start EXCERPTED DATA
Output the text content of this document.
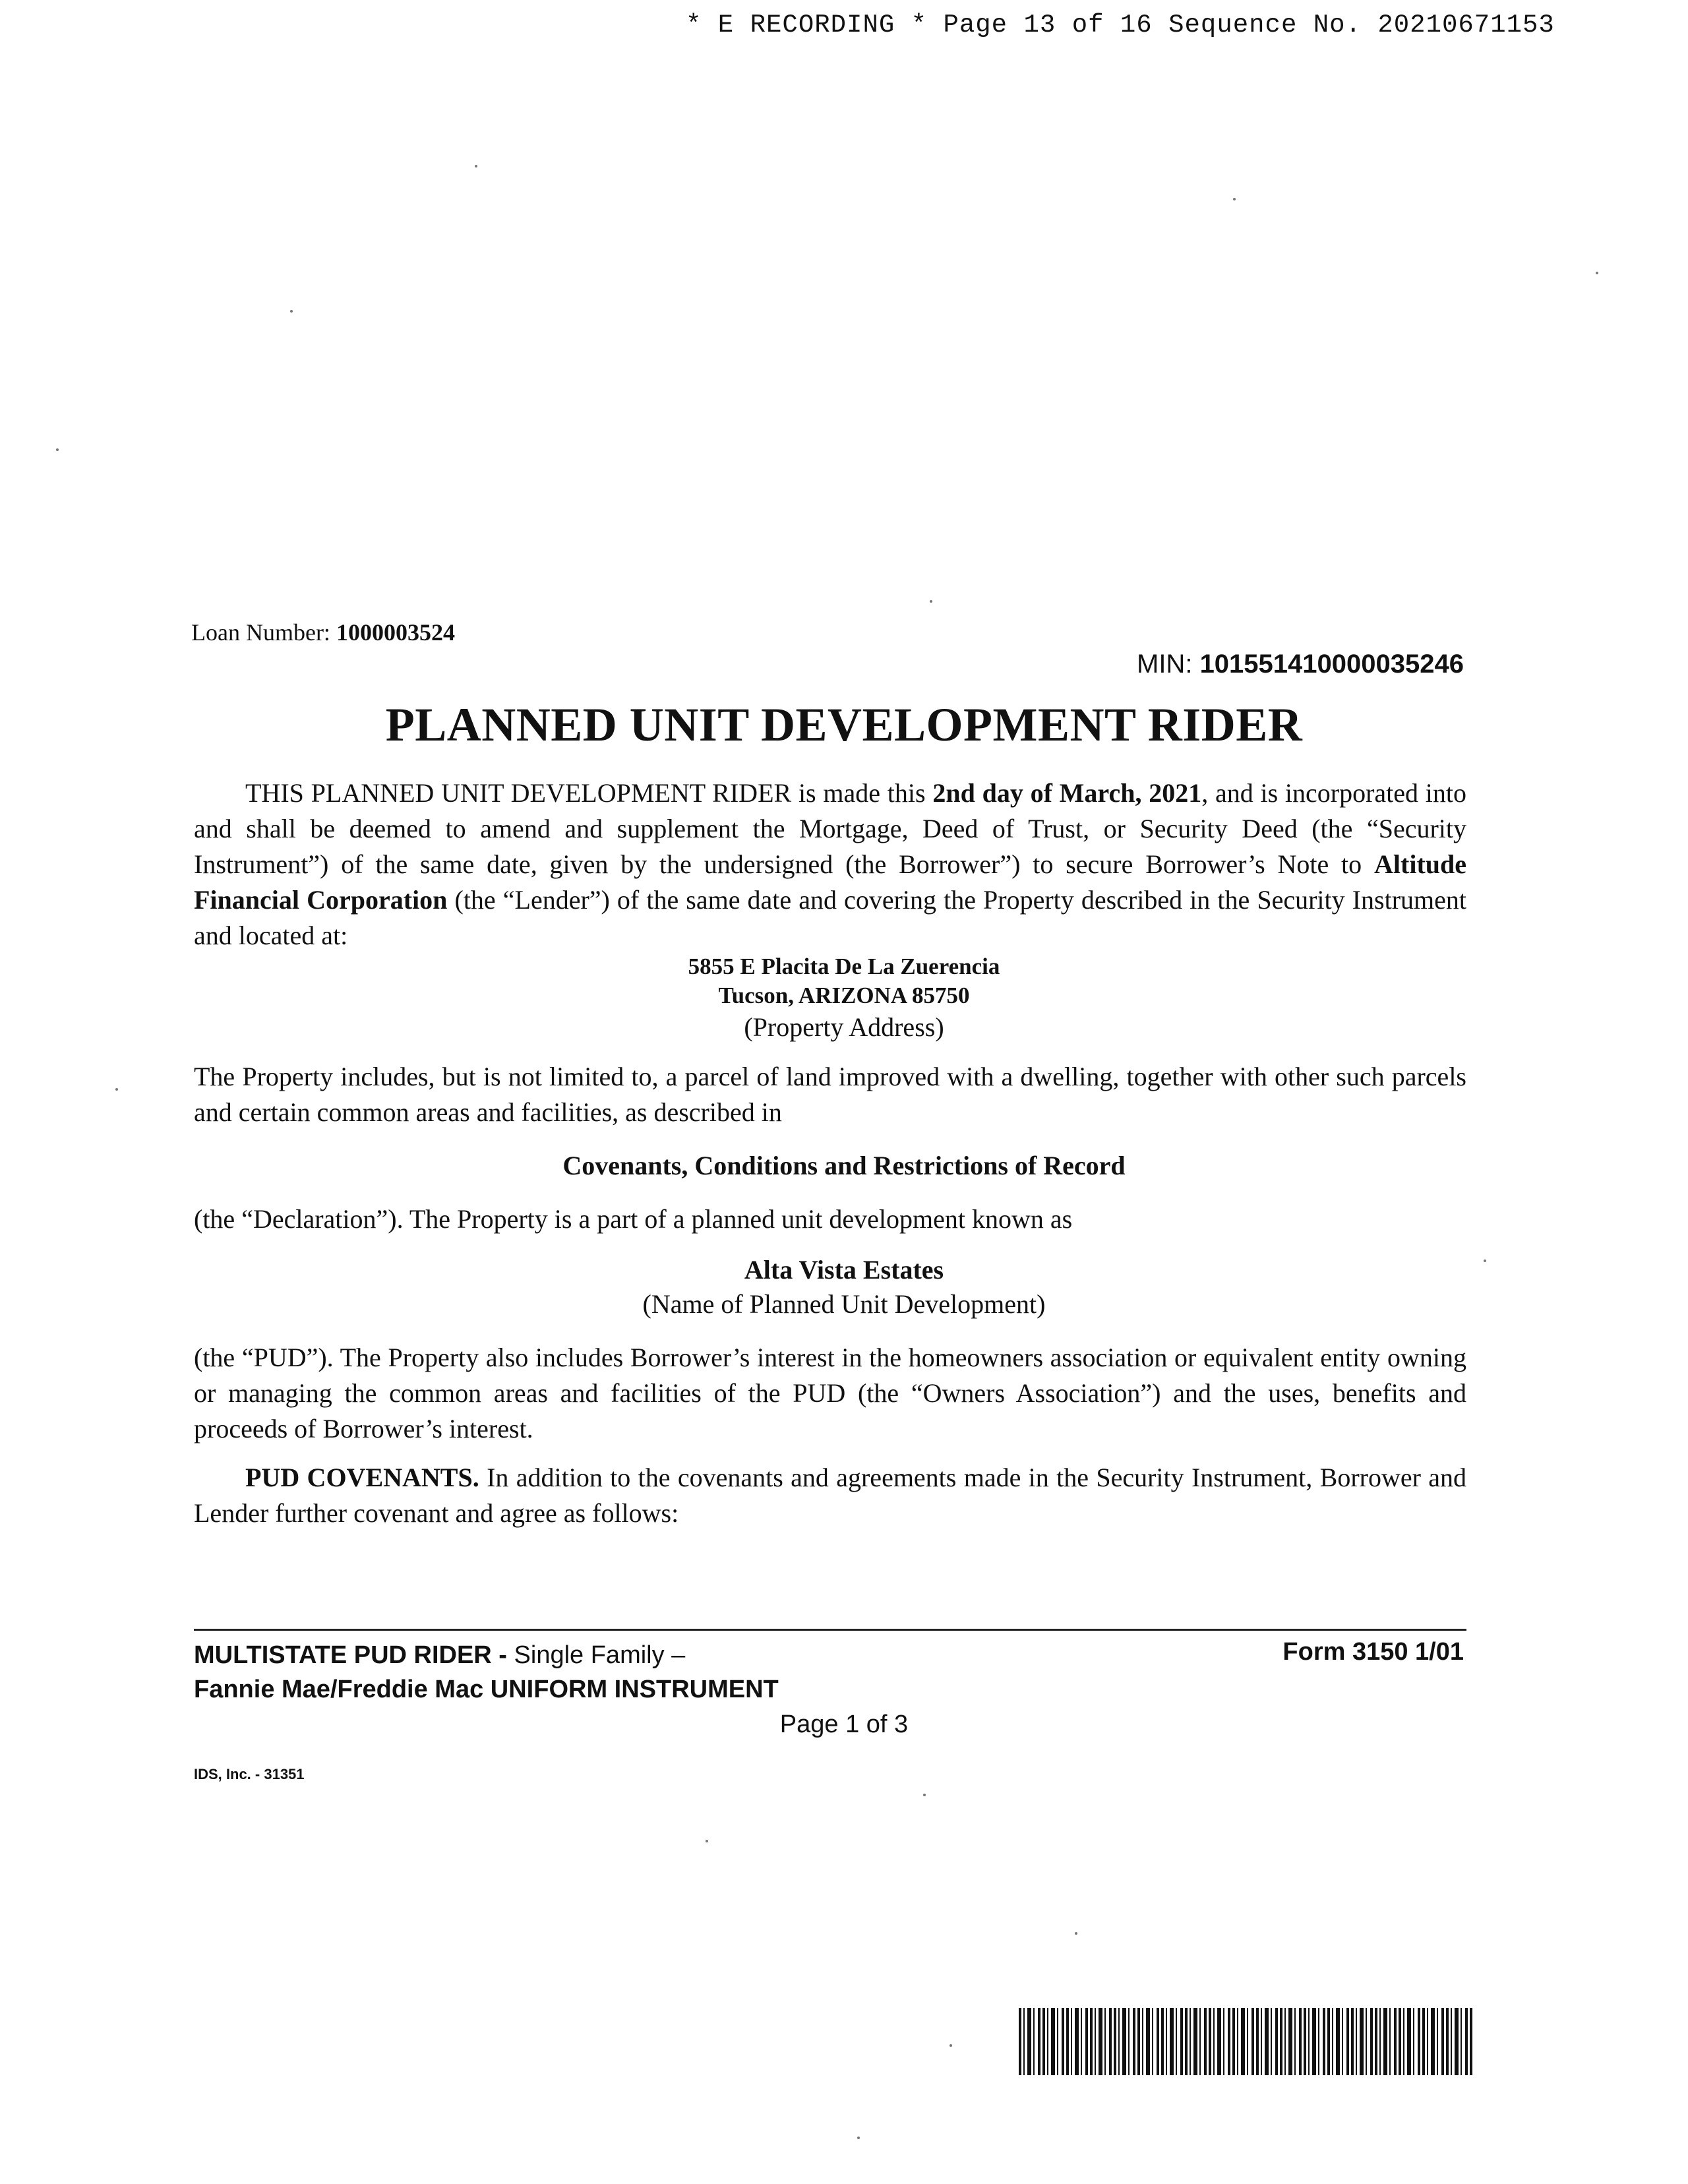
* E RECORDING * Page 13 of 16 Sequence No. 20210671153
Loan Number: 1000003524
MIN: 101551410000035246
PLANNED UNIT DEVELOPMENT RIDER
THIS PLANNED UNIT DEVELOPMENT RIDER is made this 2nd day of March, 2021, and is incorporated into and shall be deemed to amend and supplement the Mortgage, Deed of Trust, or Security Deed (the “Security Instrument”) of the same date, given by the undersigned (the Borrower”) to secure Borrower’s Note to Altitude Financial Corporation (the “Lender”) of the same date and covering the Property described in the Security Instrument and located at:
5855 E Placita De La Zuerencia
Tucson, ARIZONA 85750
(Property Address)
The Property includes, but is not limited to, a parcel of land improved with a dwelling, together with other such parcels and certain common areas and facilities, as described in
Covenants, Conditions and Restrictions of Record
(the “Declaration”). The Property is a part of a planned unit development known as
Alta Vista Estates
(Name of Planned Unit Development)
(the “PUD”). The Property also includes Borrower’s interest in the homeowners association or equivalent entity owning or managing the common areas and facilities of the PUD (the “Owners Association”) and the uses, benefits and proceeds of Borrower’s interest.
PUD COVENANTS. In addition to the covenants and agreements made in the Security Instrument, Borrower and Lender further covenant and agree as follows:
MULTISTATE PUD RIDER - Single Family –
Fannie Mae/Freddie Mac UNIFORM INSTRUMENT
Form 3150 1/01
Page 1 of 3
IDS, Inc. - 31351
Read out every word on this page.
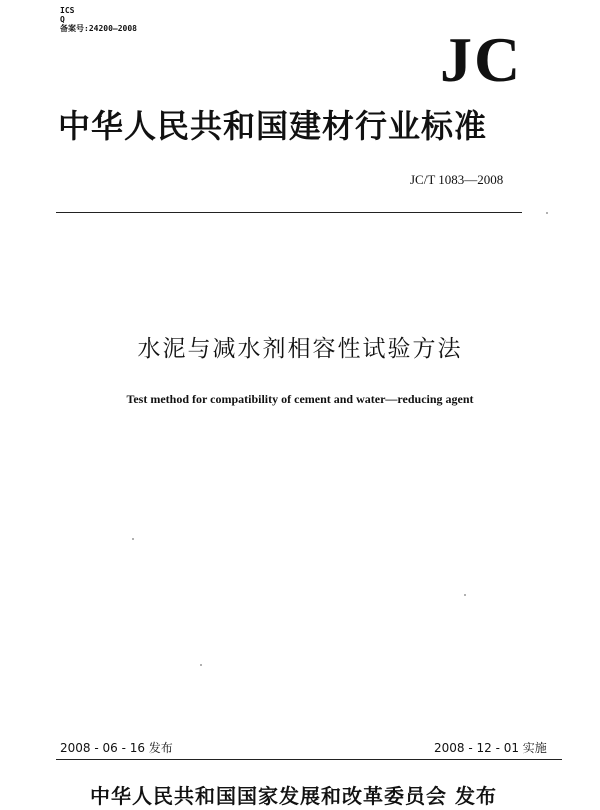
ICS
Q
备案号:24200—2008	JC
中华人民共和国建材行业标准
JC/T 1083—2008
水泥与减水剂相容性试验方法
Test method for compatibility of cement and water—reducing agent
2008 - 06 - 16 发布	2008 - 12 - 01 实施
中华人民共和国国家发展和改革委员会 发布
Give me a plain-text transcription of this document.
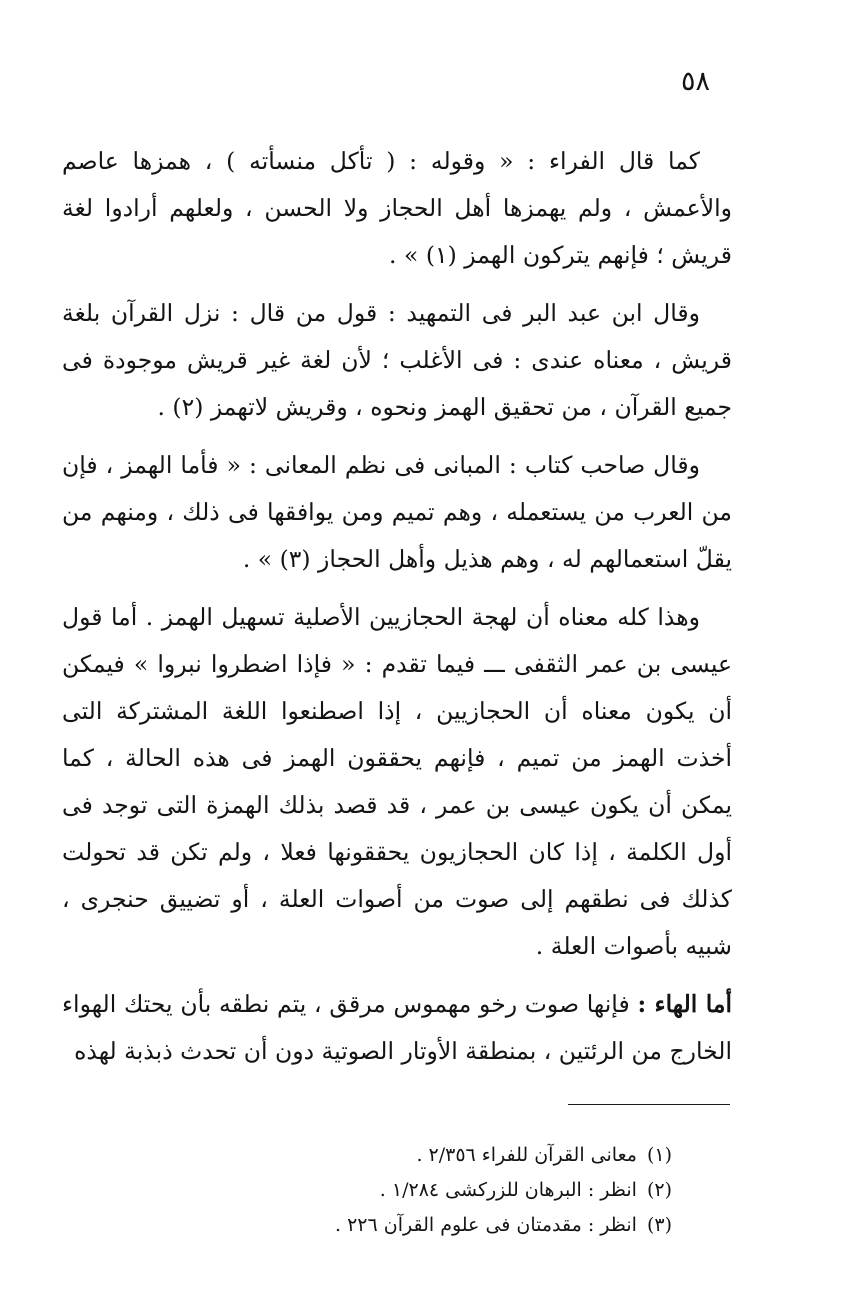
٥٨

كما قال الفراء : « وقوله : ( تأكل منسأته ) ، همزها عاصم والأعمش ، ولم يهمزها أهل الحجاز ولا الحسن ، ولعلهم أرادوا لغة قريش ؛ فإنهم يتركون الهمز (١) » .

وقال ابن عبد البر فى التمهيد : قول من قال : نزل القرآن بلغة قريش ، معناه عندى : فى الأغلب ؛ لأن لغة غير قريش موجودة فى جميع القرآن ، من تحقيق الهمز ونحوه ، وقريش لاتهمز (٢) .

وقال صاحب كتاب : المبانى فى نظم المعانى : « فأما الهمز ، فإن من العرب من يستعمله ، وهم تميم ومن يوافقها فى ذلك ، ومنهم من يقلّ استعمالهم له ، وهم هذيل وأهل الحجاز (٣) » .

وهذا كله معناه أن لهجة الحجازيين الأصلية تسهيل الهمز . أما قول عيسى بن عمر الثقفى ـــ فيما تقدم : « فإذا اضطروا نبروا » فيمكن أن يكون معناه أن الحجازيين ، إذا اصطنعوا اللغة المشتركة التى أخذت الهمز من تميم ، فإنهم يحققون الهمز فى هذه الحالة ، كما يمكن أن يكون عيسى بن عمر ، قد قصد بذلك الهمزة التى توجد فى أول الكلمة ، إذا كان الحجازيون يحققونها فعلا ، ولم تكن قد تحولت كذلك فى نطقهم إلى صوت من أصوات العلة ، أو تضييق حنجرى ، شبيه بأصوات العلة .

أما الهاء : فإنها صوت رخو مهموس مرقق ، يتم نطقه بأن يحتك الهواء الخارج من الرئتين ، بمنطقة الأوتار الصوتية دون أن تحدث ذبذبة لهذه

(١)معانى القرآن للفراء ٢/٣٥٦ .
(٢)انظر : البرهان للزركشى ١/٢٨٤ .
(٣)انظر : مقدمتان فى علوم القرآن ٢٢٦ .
end EXCERPTED DATA
## WRITTEN EXERCISE
Gather each line in the entries above where the string "فإنهم" is found.

## RESULT FOR THIS EXERCISE
كما قال الفراء : « وقوله : ( تأكل منسأته ) ، همزها عاصم والأعمش ، ولم يهمزها أهل الحجاز ولا الحسن ، ولعلهم أرادوا لغة قريش ؛ فإنهم يتركون الهمز (١) » .
وهذا كله معناه أن لهجة الحجازيين الأصلية تسهيل الهمز . أما قول عيسى بن عمر الثقفى ـــ فيما تقدم : « فإذا اضطروا نبروا » فيمكن أن يكون معناه أن الحجازيين ، إذا اصطنعوا اللغة المشتركة التى أخذت الهمز من تميم ، فإنهم يحققون الهمز فى هذه الحالة ، كما يمكن أن يكون عيسى بن عمر ، قد قصد بذلك الهمزة التى توجد فى أول الكلمة ، إذا كان الحجازيون يحققونها فعلا ، ولم تكن قد تحولت كذلك فى نطقهم إلى صوت من أصوات العلة ، أو تضييق حنجرى ، شبيه بأصوات العلة .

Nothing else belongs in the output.